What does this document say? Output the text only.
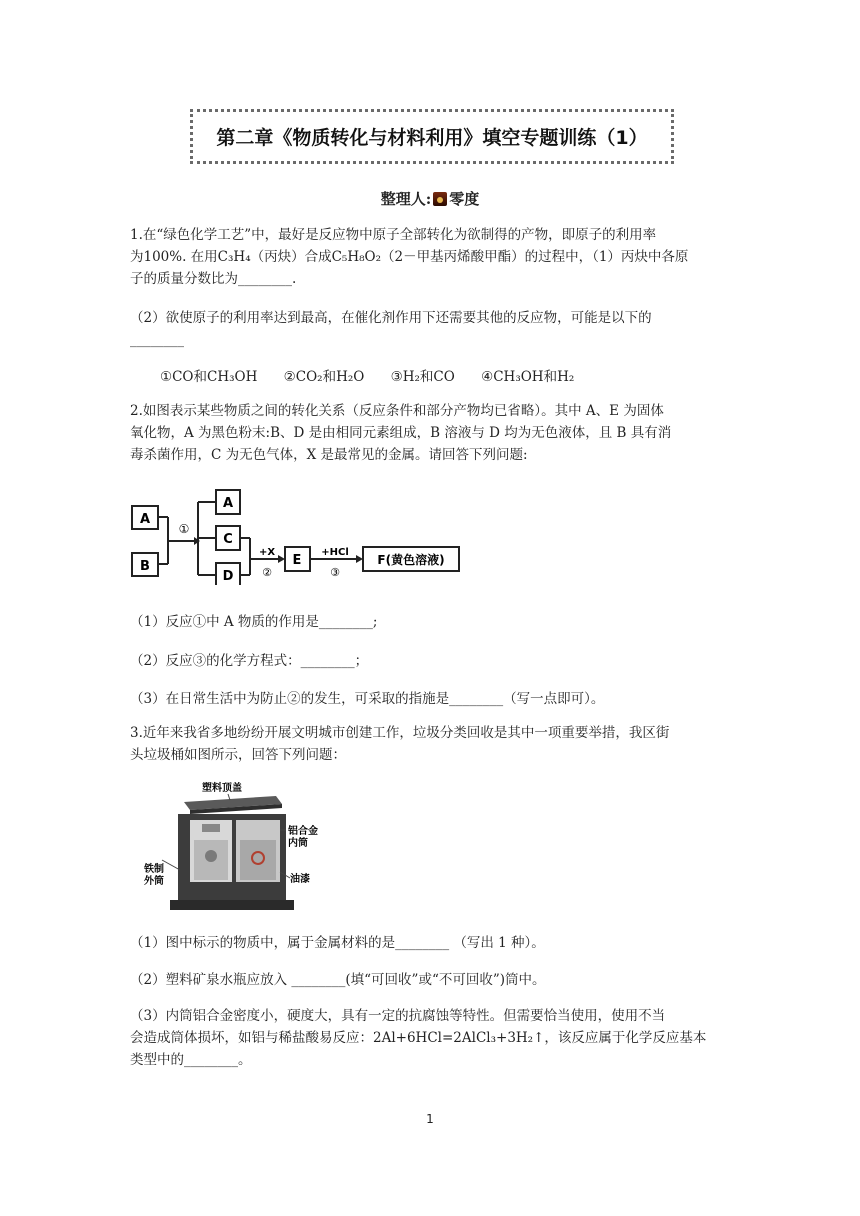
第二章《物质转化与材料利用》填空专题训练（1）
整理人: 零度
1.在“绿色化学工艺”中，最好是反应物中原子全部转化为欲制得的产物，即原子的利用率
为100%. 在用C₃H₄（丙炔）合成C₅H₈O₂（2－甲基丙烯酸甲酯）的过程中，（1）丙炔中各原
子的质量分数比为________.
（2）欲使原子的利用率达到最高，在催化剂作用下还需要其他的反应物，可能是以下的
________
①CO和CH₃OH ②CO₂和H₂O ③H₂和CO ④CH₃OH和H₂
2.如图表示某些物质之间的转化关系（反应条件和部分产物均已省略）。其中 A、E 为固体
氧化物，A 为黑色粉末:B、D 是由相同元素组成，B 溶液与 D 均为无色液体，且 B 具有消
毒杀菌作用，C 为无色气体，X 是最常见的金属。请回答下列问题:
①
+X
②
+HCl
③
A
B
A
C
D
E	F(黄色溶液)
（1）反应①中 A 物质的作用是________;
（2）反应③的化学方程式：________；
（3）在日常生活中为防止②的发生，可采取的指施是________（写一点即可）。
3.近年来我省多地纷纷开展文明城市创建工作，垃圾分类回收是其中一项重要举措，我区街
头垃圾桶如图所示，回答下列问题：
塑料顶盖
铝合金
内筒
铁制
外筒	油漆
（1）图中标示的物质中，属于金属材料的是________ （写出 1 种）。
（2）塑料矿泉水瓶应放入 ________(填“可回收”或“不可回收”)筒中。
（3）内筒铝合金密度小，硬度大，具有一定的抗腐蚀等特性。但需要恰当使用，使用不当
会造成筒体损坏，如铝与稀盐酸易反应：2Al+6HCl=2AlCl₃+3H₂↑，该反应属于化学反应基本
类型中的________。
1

☆ ☆ ☆ ☆ ☆

● EXERCISE DETAILS: Will you set down the records word for word while leaving out every picture?

● THE OUTPUT:
What does this document say? Output the text only.
第二章《物质转化与材料利用》填空专题训练（1）
整理人: 零度
1.在“绿色化学工艺”中，最好是反应物中原子全部转化为欲制得的产物，即原子的利用率
为100%. 在用C₃H₄（丙炔）合成C₅H₈O₂（2－甲基丙烯酸甲酯）的过程中，（1）丙炔中各原
子的质量分数比为________.
（2）欲使原子的利用率达到最高，在催化剂作用下还需要其他的反应物，可能是以下的
________
①CO和CH₃OH ②CO₂和H₂O ③H₂和CO ④CH₃OH和H₂
2.如图表示某些物质之间的转化关系（反应条件和部分产物均已省略）。其中 A、E 为固体
氧化物，A 为黑色粉末:B、D 是由相同元素组成，B 溶液与 D 均为无色液体，且 B 具有消
毒杀菌作用，C 为无色气体，X 是最常见的金属。请回答下列问题:
①
+X
②
+HCl
③
A
B
A
C
D
E	F(黄色溶液)
（1）反应①中 A 物质的作用是________;
（2）反应③的化学方程式：________；
（3）在日常生活中为防止②的发生，可采取的指施是________（写一点即可）。
3.近年来我省多地纷纷开展文明城市创建工作，垃圾分类回收是其中一项重要举措，我区街
头垃圾桶如图所示，回答下列问题：
塑料顶盖
铝合金
内筒
铁制
外筒	油漆
（1）图中标示的物质中，属于金属材料的是________ （写出 1 种）。
（2）塑料矿泉水瓶应放入 ________(填“可回收”或“不可回收”)筒中。
（3）内筒铝合金密度小，硬度大，具有一定的抗腐蚀等特性。但需要恰当使用，使用不当
会造成筒体损坏，如铝与稀盐酸易反应：2Al+6HCl=2AlCl₃+3H₂↑，该反应属于化学反应基本
类型中的________。
1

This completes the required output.